[Extracted data entries]
::::::

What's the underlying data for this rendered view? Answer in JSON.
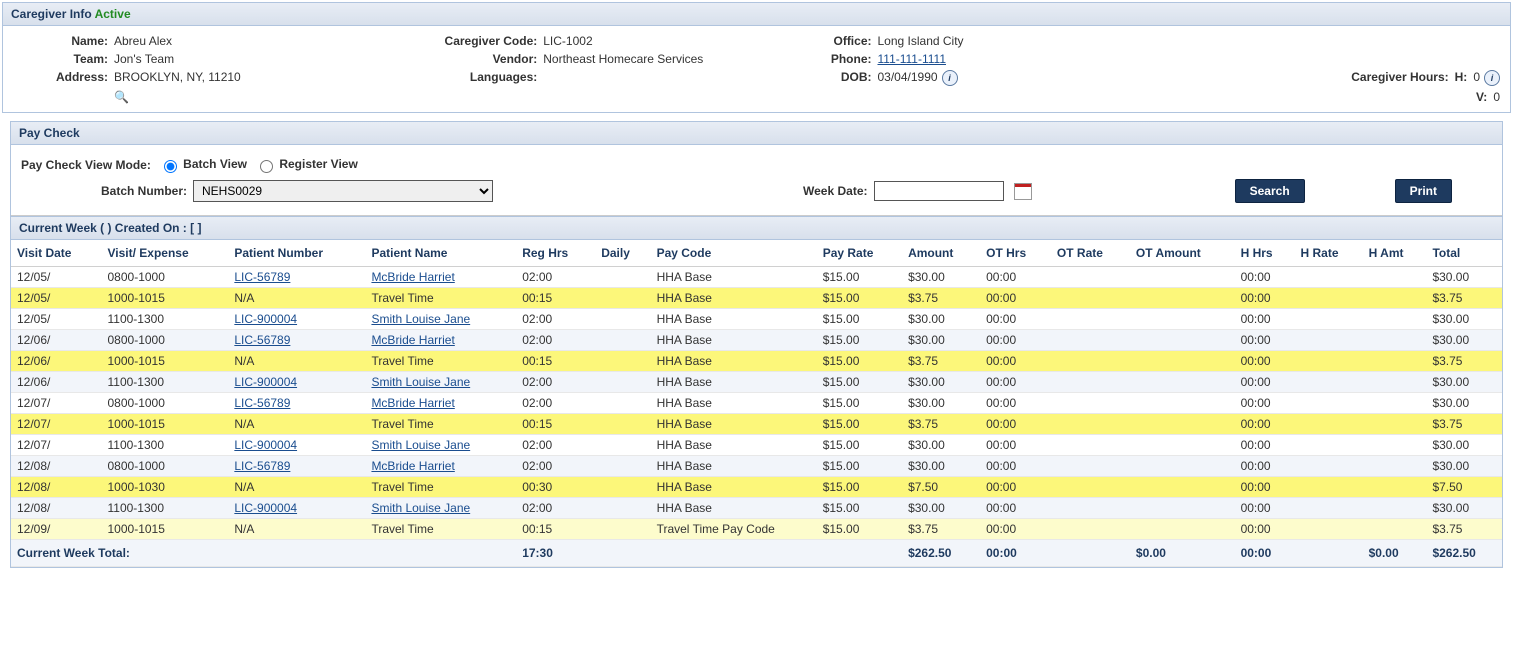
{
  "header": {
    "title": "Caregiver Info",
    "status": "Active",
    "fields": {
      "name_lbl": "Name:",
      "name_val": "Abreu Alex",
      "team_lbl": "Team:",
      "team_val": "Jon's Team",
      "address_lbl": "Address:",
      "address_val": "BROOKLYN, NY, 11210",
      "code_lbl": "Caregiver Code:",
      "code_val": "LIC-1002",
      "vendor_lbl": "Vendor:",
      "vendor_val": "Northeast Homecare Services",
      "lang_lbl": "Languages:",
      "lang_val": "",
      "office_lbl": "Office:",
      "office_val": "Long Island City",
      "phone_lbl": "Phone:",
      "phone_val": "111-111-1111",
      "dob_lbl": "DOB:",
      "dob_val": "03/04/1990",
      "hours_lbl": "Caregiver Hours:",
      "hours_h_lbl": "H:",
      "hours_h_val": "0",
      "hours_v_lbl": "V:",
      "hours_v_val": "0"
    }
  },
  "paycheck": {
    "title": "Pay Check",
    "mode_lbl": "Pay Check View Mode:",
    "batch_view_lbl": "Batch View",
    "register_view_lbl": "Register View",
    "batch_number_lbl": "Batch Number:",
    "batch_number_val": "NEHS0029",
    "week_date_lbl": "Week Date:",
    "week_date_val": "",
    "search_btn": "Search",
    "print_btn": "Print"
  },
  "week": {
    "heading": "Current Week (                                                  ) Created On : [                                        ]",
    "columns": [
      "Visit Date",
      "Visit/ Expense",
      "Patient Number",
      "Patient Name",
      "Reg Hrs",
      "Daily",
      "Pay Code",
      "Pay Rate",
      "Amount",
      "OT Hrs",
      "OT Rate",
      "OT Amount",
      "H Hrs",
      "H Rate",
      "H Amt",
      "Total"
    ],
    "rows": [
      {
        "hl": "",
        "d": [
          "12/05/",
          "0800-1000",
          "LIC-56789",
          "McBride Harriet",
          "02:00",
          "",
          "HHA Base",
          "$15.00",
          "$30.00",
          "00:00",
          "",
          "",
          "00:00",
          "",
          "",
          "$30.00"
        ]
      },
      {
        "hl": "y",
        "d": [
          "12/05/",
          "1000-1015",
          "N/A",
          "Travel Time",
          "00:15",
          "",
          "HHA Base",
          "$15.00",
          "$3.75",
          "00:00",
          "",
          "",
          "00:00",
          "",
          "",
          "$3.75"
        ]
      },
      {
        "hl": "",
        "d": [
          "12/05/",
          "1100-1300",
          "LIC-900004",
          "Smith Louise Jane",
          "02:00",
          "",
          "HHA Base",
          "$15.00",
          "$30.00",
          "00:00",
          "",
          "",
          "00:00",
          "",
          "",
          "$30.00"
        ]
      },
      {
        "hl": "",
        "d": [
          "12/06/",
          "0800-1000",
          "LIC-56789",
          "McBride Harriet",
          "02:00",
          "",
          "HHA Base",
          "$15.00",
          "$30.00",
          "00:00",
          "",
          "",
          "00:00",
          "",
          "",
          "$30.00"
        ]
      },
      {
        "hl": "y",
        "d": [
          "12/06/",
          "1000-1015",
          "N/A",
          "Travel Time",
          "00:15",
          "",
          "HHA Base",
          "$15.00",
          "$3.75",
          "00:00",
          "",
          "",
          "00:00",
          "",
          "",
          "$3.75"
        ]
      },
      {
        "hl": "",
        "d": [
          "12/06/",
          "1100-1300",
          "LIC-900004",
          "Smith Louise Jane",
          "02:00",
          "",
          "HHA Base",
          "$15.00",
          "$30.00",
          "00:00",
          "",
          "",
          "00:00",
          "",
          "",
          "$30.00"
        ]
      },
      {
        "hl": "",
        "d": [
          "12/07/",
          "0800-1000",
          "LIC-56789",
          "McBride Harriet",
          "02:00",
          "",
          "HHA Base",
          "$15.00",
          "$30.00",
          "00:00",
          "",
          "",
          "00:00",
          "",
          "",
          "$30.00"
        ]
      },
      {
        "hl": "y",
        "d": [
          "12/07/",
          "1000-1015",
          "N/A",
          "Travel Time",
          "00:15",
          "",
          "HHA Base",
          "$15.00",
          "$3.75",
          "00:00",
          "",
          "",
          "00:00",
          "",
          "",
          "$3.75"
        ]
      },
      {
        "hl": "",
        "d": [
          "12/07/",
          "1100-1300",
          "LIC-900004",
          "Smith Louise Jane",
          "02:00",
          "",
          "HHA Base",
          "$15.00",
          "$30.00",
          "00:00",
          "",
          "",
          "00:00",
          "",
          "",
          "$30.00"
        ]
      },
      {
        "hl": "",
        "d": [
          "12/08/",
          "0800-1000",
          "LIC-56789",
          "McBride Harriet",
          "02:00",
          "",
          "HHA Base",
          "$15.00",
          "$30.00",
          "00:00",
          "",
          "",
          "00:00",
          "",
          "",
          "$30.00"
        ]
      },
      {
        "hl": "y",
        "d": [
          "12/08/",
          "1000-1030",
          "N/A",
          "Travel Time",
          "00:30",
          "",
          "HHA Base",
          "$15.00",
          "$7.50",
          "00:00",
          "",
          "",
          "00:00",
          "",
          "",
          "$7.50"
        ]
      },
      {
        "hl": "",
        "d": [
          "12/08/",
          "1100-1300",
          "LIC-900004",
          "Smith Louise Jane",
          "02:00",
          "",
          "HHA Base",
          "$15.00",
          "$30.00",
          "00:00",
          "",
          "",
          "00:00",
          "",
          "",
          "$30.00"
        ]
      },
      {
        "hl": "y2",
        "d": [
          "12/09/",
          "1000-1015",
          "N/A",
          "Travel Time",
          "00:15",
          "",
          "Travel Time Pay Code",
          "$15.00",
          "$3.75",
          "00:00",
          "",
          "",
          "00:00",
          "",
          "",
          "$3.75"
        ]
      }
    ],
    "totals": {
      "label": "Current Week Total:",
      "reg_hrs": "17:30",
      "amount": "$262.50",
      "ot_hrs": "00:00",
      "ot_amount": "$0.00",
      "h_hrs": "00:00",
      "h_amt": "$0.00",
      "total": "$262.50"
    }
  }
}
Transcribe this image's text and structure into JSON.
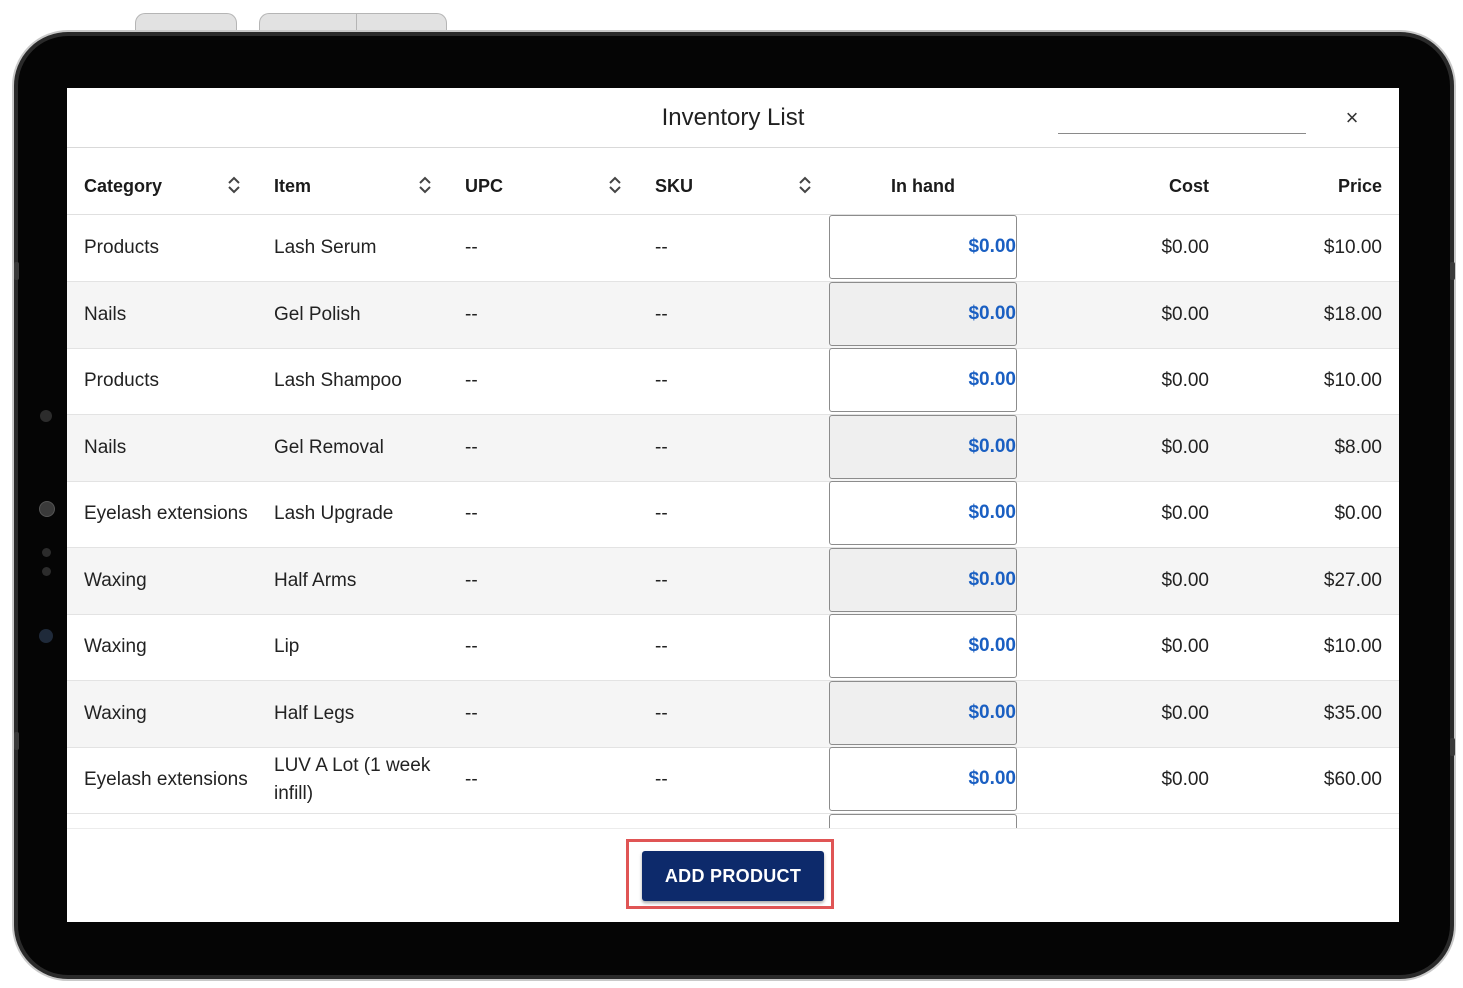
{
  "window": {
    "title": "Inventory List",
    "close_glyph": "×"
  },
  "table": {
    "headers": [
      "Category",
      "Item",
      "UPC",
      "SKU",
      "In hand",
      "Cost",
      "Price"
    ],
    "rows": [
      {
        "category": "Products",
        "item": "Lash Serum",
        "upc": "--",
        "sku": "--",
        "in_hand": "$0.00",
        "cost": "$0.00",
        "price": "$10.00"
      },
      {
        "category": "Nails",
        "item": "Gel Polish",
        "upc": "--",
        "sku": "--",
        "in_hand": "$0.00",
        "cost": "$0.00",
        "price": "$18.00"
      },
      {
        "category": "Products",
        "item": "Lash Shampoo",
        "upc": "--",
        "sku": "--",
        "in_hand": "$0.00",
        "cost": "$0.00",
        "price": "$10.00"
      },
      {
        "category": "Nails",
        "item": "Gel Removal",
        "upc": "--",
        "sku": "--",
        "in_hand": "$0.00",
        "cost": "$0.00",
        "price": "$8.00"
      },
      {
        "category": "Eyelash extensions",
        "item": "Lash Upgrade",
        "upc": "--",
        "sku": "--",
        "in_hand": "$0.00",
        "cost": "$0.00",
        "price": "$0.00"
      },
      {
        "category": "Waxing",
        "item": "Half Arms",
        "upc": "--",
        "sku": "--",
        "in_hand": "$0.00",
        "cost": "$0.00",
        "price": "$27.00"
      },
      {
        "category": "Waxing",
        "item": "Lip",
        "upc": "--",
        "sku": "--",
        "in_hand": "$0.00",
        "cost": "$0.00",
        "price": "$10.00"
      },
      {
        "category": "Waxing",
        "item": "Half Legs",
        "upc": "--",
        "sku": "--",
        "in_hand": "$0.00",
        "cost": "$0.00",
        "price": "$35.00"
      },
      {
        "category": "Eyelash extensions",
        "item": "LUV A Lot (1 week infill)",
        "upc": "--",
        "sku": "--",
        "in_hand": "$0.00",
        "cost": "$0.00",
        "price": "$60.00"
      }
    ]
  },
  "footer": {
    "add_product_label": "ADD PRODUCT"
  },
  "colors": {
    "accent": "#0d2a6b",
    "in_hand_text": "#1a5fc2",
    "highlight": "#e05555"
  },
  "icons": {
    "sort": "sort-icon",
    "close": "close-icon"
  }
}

::::::

- _Exercise instructions_:
Collect every line from the records above that contains the word "title".

- _Expected output_:
    "title": "Caregiver Info",
    "title": "Pay Check",
    "title": "Inventory List",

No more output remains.